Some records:
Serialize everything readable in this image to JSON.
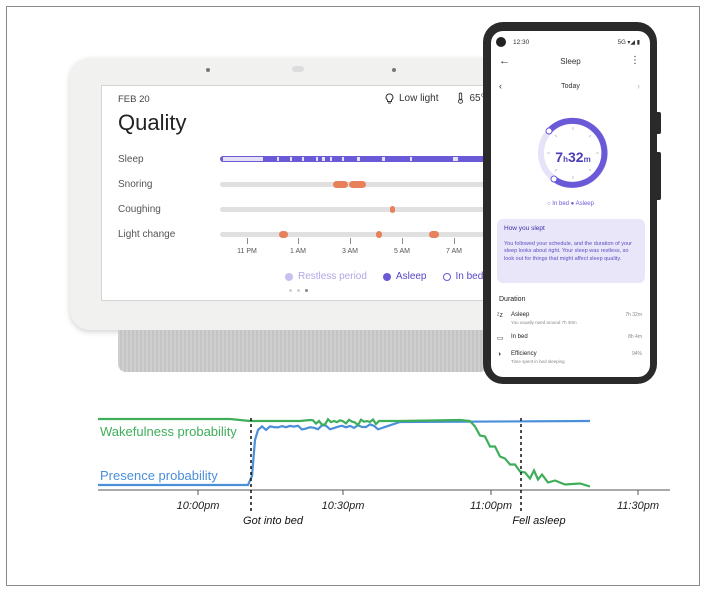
{
  "hub": {
    "date": "FEB 20",
    "title": "Quality",
    "light": "Low light",
    "temp": "65°F",
    "rows": [
      {
        "label": "Sleep"
      },
      {
        "label": "Snoring"
      },
      {
        "label": "Coughing"
      },
      {
        "label": "Light change"
      }
    ],
    "ticks": [
      "11 PM",
      "1 AM",
      "3 AM",
      "5 AM",
      "7 AM"
    ],
    "legend": {
      "restless": "Restless period",
      "asleep": "Asleep",
      "in_bed": "In bed"
    },
    "colors": {
      "asleep": "#6a5ad8",
      "restless": "#c7c0ee",
      "event": "#e8805a"
    }
  },
  "phone": {
    "status_time": "12:30",
    "status_icons": "5G ▾◢ ▮",
    "title": "Sleep",
    "day": "Today",
    "duration_hours": "7",
    "duration_h": "h",
    "duration_minutes": "32",
    "duration_m": "m",
    "legend": "○ In bed  ● Asleep",
    "card_title": "How you slept",
    "card_body": "You followed your schedule, and the duration of your sleep looks about right. Your sleep was restless, so look out for things that might affect sleep quality.",
    "duration_header": "Duration",
    "rows": [
      {
        "name": "Asleep",
        "sub": "You usually need around 7h 30m",
        "value": "7h 32m"
      },
      {
        "name": "In bed",
        "sub": "",
        "value": "8h 4m"
      },
      {
        "name": "Efficiency",
        "sub": "Time spent in bed sleeping",
        "value": "94%"
      }
    ]
  },
  "chart_data": {
    "type": "line",
    "x_ticks": [
      "10:00pm",
      "10:30pm",
      "11:00pm",
      "11:30pm"
    ],
    "series": [
      {
        "name": "Wakefulness probability",
        "color": "#3fae5a"
      },
      {
        "name": "Presence probability",
        "color": "#4a8fd8"
      }
    ],
    "events": [
      {
        "label": "Got into bed",
        "time": "10:15pm"
      },
      {
        "label": "Fell asleep",
        "time": "11:05pm"
      }
    ]
  }
}
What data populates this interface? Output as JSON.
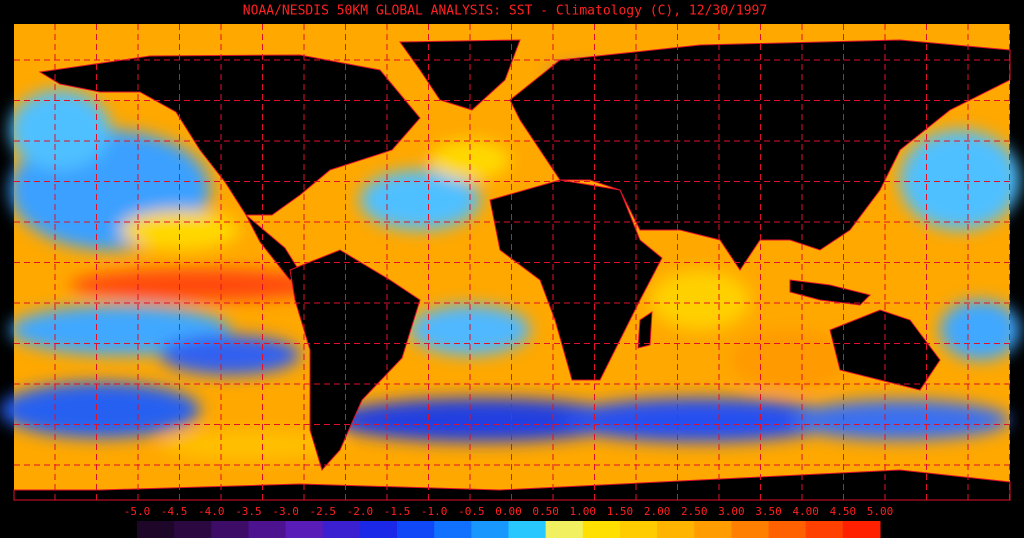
{
  "title": "NOAA/NESDIS 50KM GLOBAL ANALYSIS: SST - Climatology (C), 12/30/1997",
  "colorbar": {
    "labels": [
      "-5.0",
      "-4.5",
      "-4.0",
      "-3.5",
      "-3.0",
      "-2.5",
      "-2.0",
      "-1.5",
      "-1.0",
      "-0.5",
      "0.00",
      "0.50",
      "1.00",
      "1.50",
      "2.00",
      "2.50",
      "3.00",
      "3.50",
      "4.00",
      "4.50",
      "5.00"
    ],
    "colors": [
      "#1e0628",
      "#2c0840",
      "#3c0c66",
      "#4c1290",
      "#5a1cb8",
      "#3a20d0",
      "#1c28e8",
      "#1048f8",
      "#1070ff",
      "#1898ff",
      "#28c8ff",
      "#f0f060",
      "#ffe000",
      "#ffcc00",
      "#ffb400",
      "#ff9c00",
      "#ff8000",
      "#ff6000",
      "#ff4000",
      "#ff2000"
    ]
  }
}
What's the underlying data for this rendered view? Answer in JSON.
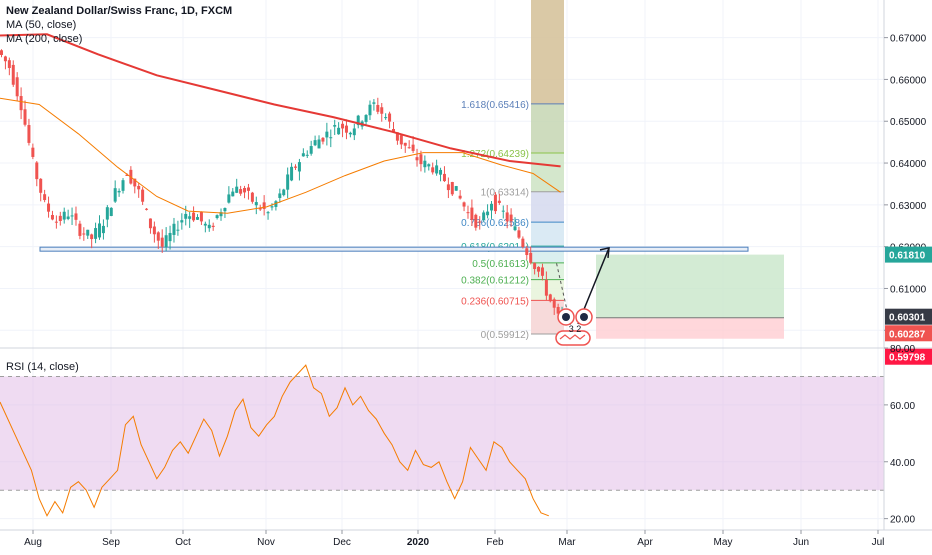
{
  "header": {
    "title": "New Zealand Dollar/Swiss Franc, 1D, FXCM",
    "ma50_label": "MA (50, close)",
    "ma200_label": "MA (200, close)",
    "rsi_label": "RSI (14, close)"
  },
  "colors": {
    "up": "#26a69a",
    "down": "#ef5350",
    "ma50": "#f57c00",
    "ma200": "#e53935",
    "rsi": "#f57c00",
    "rsi_band": "#e1bee7",
    "horizontal_line": "#4a7ebb",
    "target": "#c8e6c9",
    "stop": "#ffcdd2"
  },
  "price_axis": {
    "ticks": [
      "0.67000",
      "0.66000",
      "0.65000",
      "0.64000",
      "0.63000",
      "0.62000",
      "0.61000",
      "0.60000"
    ],
    "tags": [
      {
        "label": "0.61810",
        "color": "#26a69a"
      },
      {
        "label": "0.60301",
        "color": "#363a45"
      },
      {
        "label": "0.60287",
        "color": "#ef5350"
      },
      {
        "label": "0.59798",
        "color": "#ff1744"
      }
    ]
  },
  "rsi_axis": {
    "ticks": [
      "80.00",
      "60.00",
      "40.00",
      "20.00"
    ]
  },
  "time_axis": {
    "labels": [
      "Aug",
      "Sep",
      "Oct",
      "Nov",
      "Dec",
      "2020",
      "Feb",
      "Mar",
      "Apr",
      "May",
      "Jun",
      "Jul"
    ]
  },
  "fib_levels": [
    {
      "label": "1.618(0.65416)",
      "value": 0.65416
    },
    {
      "label": "1.272(0.64239)",
      "value": 0.64239
    },
    {
      "label": "1(0.63314)",
      "value": 0.63314
    },
    {
      "label": "0.786(0.62586)",
      "value": 0.62586
    },
    {
      "label": "0.618(0.62014)",
      "value": 0.62014
    },
    {
      "label": "0.5(0.61613)",
      "value": 0.61613
    },
    {
      "label": "0.382(0.61212)",
      "value": 0.61212
    },
    {
      "label": "0.236(0.60715)",
      "value": 0.60715
    },
    {
      "label": "0(0.59912)",
      "value": 0.59912
    }
  ],
  "annotations": {
    "countdown": "3 2"
  },
  "chart_data": [
    {
      "type": "candlestick",
      "title": "New Zealand Dollar/Swiss Franc, 1D, FXCM",
      "xlabel": "",
      "ylabel": "",
      "ylim": [
        0.596,
        0.679
      ],
      "x_ticks": [
        "Aug",
        "Sep",
        "Oct",
        "Nov",
        "Dec",
        "2020",
        "Feb",
        "Mar",
        "Apr",
        "May",
        "Jun",
        "Jul"
      ],
      "price_path": [
        [
          0,
          0.667
        ],
        [
          3,
          0.663
        ],
        [
          6,
          0.654
        ],
        [
          9,
          0.64
        ],
        [
          12,
          0.63
        ],
        [
          15,
          0.626
        ],
        [
          18,
          0.628
        ],
        [
          21,
          0.624
        ],
        [
          24,
          0.622
        ],
        [
          27,
          0.626
        ],
        [
          30,
          0.633
        ],
        [
          33,
          0.638
        ],
        [
          36,
          0.633
        ],
        [
          39,
          0.625
        ],
        [
          42,
          0.62
        ],
        [
          45,
          0.624
        ],
        [
          48,
          0.628
        ],
        [
          51,
          0.627
        ],
        [
          54,
          0.624
        ],
        [
          57,
          0.629
        ],
        [
          60,
          0.634
        ],
        [
          63,
          0.633
        ],
        [
          66,
          0.63
        ],
        [
          69,
          0.628
        ],
        [
          72,
          0.632
        ],
        [
          75,
          0.638
        ],
        [
          78,
          0.642
        ],
        [
          81,
          0.645
        ],
        [
          84,
          0.647
        ],
        [
          87,
          0.649
        ],
        [
          90,
          0.648
        ],
        [
          93,
          0.651
        ],
        [
          96,
          0.654
        ],
        [
          99,
          0.651
        ],
        [
          102,
          0.646
        ],
        [
          105,
          0.643
        ],
        [
          108,
          0.64
        ],
        [
          111,
          0.639
        ],
        [
          114,
          0.636
        ],
        [
          117,
          0.633
        ],
        [
          120,
          0.628
        ],
        [
          123,
          0.625
        ],
        [
          126,
          0.631
        ],
        [
          129,
          0.628
        ],
        [
          132,
          0.624
        ],
        [
          135,
          0.619
        ],
        [
          138,
          0.614
        ],
        [
          141,
          0.607
        ],
        [
          143,
          0.60287
        ]
      ],
      "series": [
        {
          "name": "MA (50, close)",
          "values": [
            [
              0,
              0.6555
            ],
            [
              10,
              0.654
            ],
            [
              20,
              0.647
            ],
            [
              30,
              0.639
            ],
            [
              40,
              0.632
            ],
            [
              48,
              0.6285
            ],
            [
              58,
              0.628
            ],
            [
              68,
              0.6295
            ],
            [
              78,
              0.633
            ],
            [
              88,
              0.637
            ],
            [
              98,
              0.6405
            ],
            [
              108,
              0.6425
            ],
            [
              118,
              0.6425
            ],
            [
              128,
              0.6395
            ],
            [
              136,
              0.6375
            ],
            [
              143,
              0.633
            ]
          ]
        },
        {
          "name": "MA (200, close)",
          "values": [
            [
              0,
              0.6705
            ],
            [
              12,
              0.6708
            ],
            [
              25,
              0.666
            ],
            [
              40,
              0.661
            ],
            [
              55,
              0.6575
            ],
            [
              70,
              0.654
            ],
            [
              85,
              0.651
            ],
            [
              100,
              0.6475
            ],
            [
              115,
              0.6435
            ],
            [
              130,
              0.6405
            ],
            [
              143,
              0.6392
            ]
          ]
        }
      ],
      "horizontal_line": 0.6194,
      "position": {
        "entry": 0.60301,
        "target": 0.6181,
        "stop": 0.59798
      },
      "fib_levels": [
        0.65416,
        0.64239,
        0.63314,
        0.62586,
        0.62014,
        0.61613,
        0.61212,
        0.60715,
        0.59912
      ]
    },
    {
      "type": "line",
      "title": "RSI (14, close)",
      "xlabel": "",
      "ylabel": "",
      "ylim": [
        16,
        80
      ],
      "overbought": 70,
      "oversold": 30,
      "series": [
        {
          "name": "RSI (14, close)",
          "values": [
            [
              0,
              61
            ],
            [
              4,
              49
            ],
            [
              8,
              37
            ],
            [
              10,
              27
            ],
            [
              12,
              21
            ],
            [
              14,
              26
            ],
            [
              16,
              22
            ],
            [
              18,
              31
            ],
            [
              20,
              33
            ],
            [
              22,
              30
            ],
            [
              24,
              24
            ],
            [
              26,
              31
            ],
            [
              28,
              34
            ],
            [
              30,
              37
            ],
            [
              32,
              53
            ],
            [
              34,
              56
            ],
            [
              36,
              46
            ],
            [
              38,
              40
            ],
            [
              40,
              34
            ],
            [
              42,
              38
            ],
            [
              44,
              44
            ],
            [
              46,
              47
            ],
            [
              48,
              43
            ],
            [
              50,
              49
            ],
            [
              52,
              55
            ],
            [
              54,
              51
            ],
            [
              56,
              42
            ],
            [
              58,
              49
            ],
            [
              60,
              58
            ],
            [
              62,
              62
            ],
            [
              64,
              52
            ],
            [
              66,
              49
            ],
            [
              68,
              53
            ],
            [
              70,
              56
            ],
            [
              72,
              63
            ],
            [
              74,
              68
            ],
            [
              76,
              71
            ],
            [
              78,
              74
            ],
            [
              80,
              66
            ],
            [
              82,
              64
            ],
            [
              84,
              56
            ],
            [
              86,
              59
            ],
            [
              88,
              66
            ],
            [
              90,
              60
            ],
            [
              92,
              63
            ],
            [
              94,
              58
            ],
            [
              96,
              55
            ],
            [
              98,
              50
            ],
            [
              100,
              46
            ],
            [
              102,
              40
            ],
            [
              104,
              37
            ],
            [
              106,
              44
            ],
            [
              108,
              39
            ],
            [
              110,
              38
            ],
            [
              112,
              40
            ],
            [
              114,
              33
            ],
            [
              116,
              27
            ],
            [
              118,
              33
            ],
            [
              120,
              45
            ],
            [
              122,
              41
            ],
            [
              124,
              37
            ],
            [
              126,
              47
            ],
            [
              128,
              45
            ],
            [
              130,
              40
            ],
            [
              132,
              37
            ],
            [
              134,
              34
            ],
            [
              136,
              27
            ],
            [
              138,
              22
            ],
            [
              140,
              21
            ]
          ]
        }
      ]
    }
  ]
}
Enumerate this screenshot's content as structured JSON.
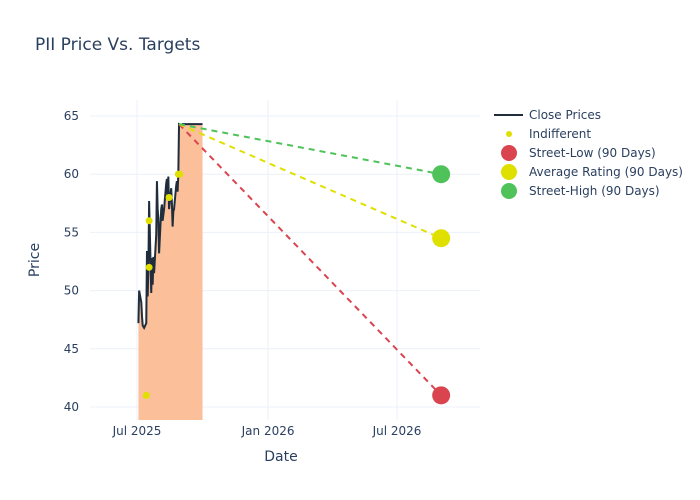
{
  "chart_data": {
    "type": "line",
    "title": "PII Price Vs. Targets",
    "xlabel": "Date",
    "ylabel": "Price",
    "ylim": [
      39.2,
      66.3
    ],
    "xlim": [
      "2025-04-15",
      "2026-10-10"
    ],
    "yticks": [
      40,
      45,
      50,
      55,
      60,
      65
    ],
    "xticks": [
      {
        "date": "2025-07-01",
        "label": "Jul 2025"
      },
      {
        "date": "2026-01-01",
        "label": "Jan 2026"
      },
      {
        "date": "2026-07-01",
        "label": "Jul 2026"
      }
    ],
    "grid": true,
    "legend_position": "top-right",
    "colors": {
      "close": "#1f2d3d",
      "fill": "#fbbf9a",
      "indifferent": "#e0e000",
      "low": "#d9444f",
      "avg": "#e0e000",
      "high": "#4fc35a"
    },
    "legend": [
      {
        "key": "close",
        "label": "Close Prices",
        "kind": "line"
      },
      {
        "key": "indifferent",
        "label": "Indifferent",
        "kind": "small-dot"
      },
      {
        "key": "low",
        "label": "Street-Low (90 Days)",
        "kind": "dot"
      },
      {
        "key": "avg",
        "label": "Average Rating (90 Days)",
        "kind": "dot"
      },
      {
        "key": "high",
        "label": "Street-High (90 Days)",
        "kind": "dot"
      }
    ],
    "close_prices": {
      "x": [
        "2025-07-03",
        "2025-07-04",
        "2025-07-07",
        "2025-07-08",
        "2025-07-09",
        "2025-07-10",
        "2025-07-11",
        "2025-07-14",
        "2025-07-15",
        "2025-07-16",
        "2025-07-17",
        "2025-07-18",
        "2025-07-21",
        "2025-07-22",
        "2025-07-23",
        "2025-07-24",
        "2025-07-25",
        "2025-07-28",
        "2025-07-29",
        "2025-07-30",
        "2025-07-31",
        "2025-08-01",
        "2025-08-04",
        "2025-08-05",
        "2025-08-06",
        "2025-08-07",
        "2025-08-08",
        "2025-08-11",
        "2025-08-12",
        "2025-08-13",
        "2025-08-14",
        "2025-08-15",
        "2025-08-18",
        "2025-08-19",
        "2025-08-20",
        "2025-08-21",
        "2025-08-22",
        "2025-08-25",
        "2025-08-26",
        "2025-08-27",
        "2025-08-28",
        "2025-08-29",
        "2025-09-02",
        "2025-09-03",
        "2025-09-04",
        "2025-09-05",
        "2025-09-08",
        "2025-09-09",
        "2025-09-10",
        "2025-09-11",
        "2025-09-12",
        "2025-09-15",
        "2025-09-16",
        "2025-09-17",
        "2025-09-18",
        "2025-09-19",
        "2025-09-22",
        "2025-09-23",
        "2025-09-24",
        "2025-09-25",
        "2025-09-26",
        "2025-09-29",
        "2025-09-30",
        "2025-10-01"
      ],
      "values": [
        47.2,
        50.0,
        49.0,
        47.8,
        47.0,
        46.9,
        46.8,
        47.2,
        53.4,
        49.5,
        52.0,
        57.7,
        49.8,
        52.8,
        50.5,
        52.9,
        51.5,
        54.8,
        59.4,
        57.0,
        56.2,
        53.2,
        57.0,
        57.4,
        56.0,
        56.5,
        57.0,
        59.2,
        59.6,
        58.0,
        59.8,
        57.0,
        58.8,
        57.5,
        55.5,
        56.8,
        57.0,
        59.0,
        59.4,
        58.5,
        60.0,
        64.3,
        64.2,
        64.3,
        64.3,
        64.3,
        64.3,
        64.3,
        64.3,
        64.3,
        64.3,
        64.3,
        64.3,
        64.3,
        64.3,
        64.3,
        64.3,
        64.3,
        64.3,
        64.3,
        64.3,
        64.3,
        64.3,
        64.3
      ]
    },
    "indifferent": [
      {
        "x": "2025-07-14",
        "y": 41
      },
      {
        "x": "2025-07-18",
        "y": 56
      },
      {
        "x": "2025-07-18",
        "y": 52
      },
      {
        "x": "2025-08-15",
        "y": 58
      },
      {
        "x": "2025-08-28",
        "y": 60
      },
      {
        "x": "2025-08-30",
        "y": 60
      }
    ],
    "targets": {
      "start": {
        "x": "2025-08-29",
        "y": 64.3
      },
      "end_x": "2026-09-01",
      "low": 41,
      "avg": 54.5,
      "high": 60
    }
  }
}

Task requirements
Write down the number of lines where the word "JSON" appears, and nothing further.

Exercise result
4